Your instructions
Find every line in the records below that holds the word "Festival", and copy each one.
--- Begin ---
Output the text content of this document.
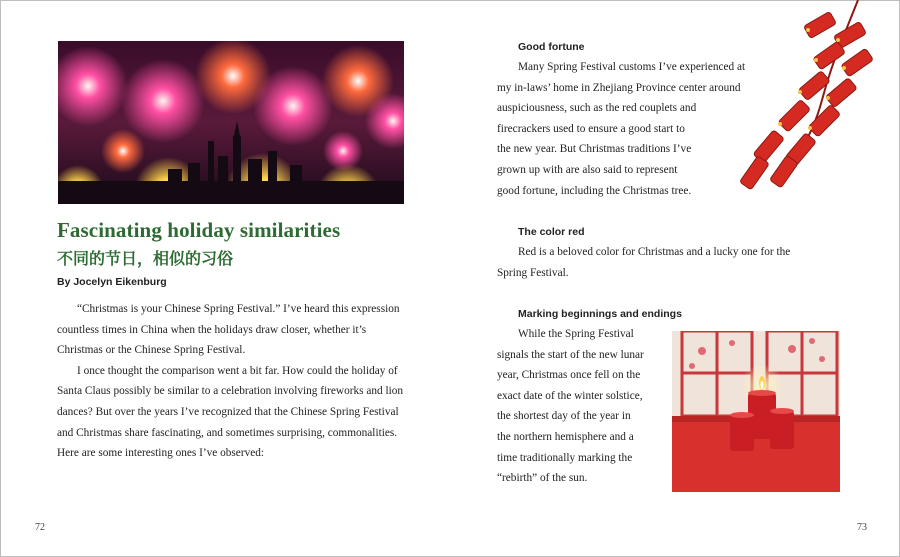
Fascinating holiday similarities
不同的节日，相似的习俗
By Jocelyn Eikenburg

“Christmas is your Chinese Spring Festival.” I’ve heard this expression countless times in China when the holidays draw closer, whether it’s Christmas or the Chinese Spring Festival.

I once thought the comparison went a bit far. How could the holiday of Santa Claus possibly be similar to a celebration involving fireworks and lion dances? But over the years I’ve recognized that the Chinese Spring Festival and Christmas share fascinating, and sometimes surprising, commonalities. Here are some interesting ones I’ve observed:

72
Good fortune
Many Spring Festival customs I’ve experienced at
my in-laws’ home in Zhejiang Province center around
auspiciousness, such as the red couplets and
firecrackers used to ensure a good start to
the new year. But Christmas traditions I’ve
grown up with are also said to represent
good fortune, including the Christmas tree.
The color red
Red is a beloved color for Christmas and a lucky one for the
Spring Festival.
Marking beginnings and endings
While the Spring Festival
signals the start of the new lunar
year, Christmas once fell on the
exact date of the winter solstice,
the shortest day of the year in
the northern hemisphere and a
time traditionally marking the
“rebirth” of the sun.
73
--- End ---
Task response
“Christmas is your Chinese Spring Festival.” I’ve heard this expression countless times in China when the holidays draw closer, whether it’s Christmas or the Chinese Spring Festival.
I once thought the comparison went a bit far. How could the holiday of Santa Claus possibly be similar to a celebration involving fireworks and lion dances? But over the years I’ve recognized that the Chinese Spring Festival and Christmas share fascinating, and sometimes surprising, commonalities. Here are some interesting ones I’ve observed:
Many Spring Festival customs I’ve experienced at
Spring Festival.
While the Spring Festival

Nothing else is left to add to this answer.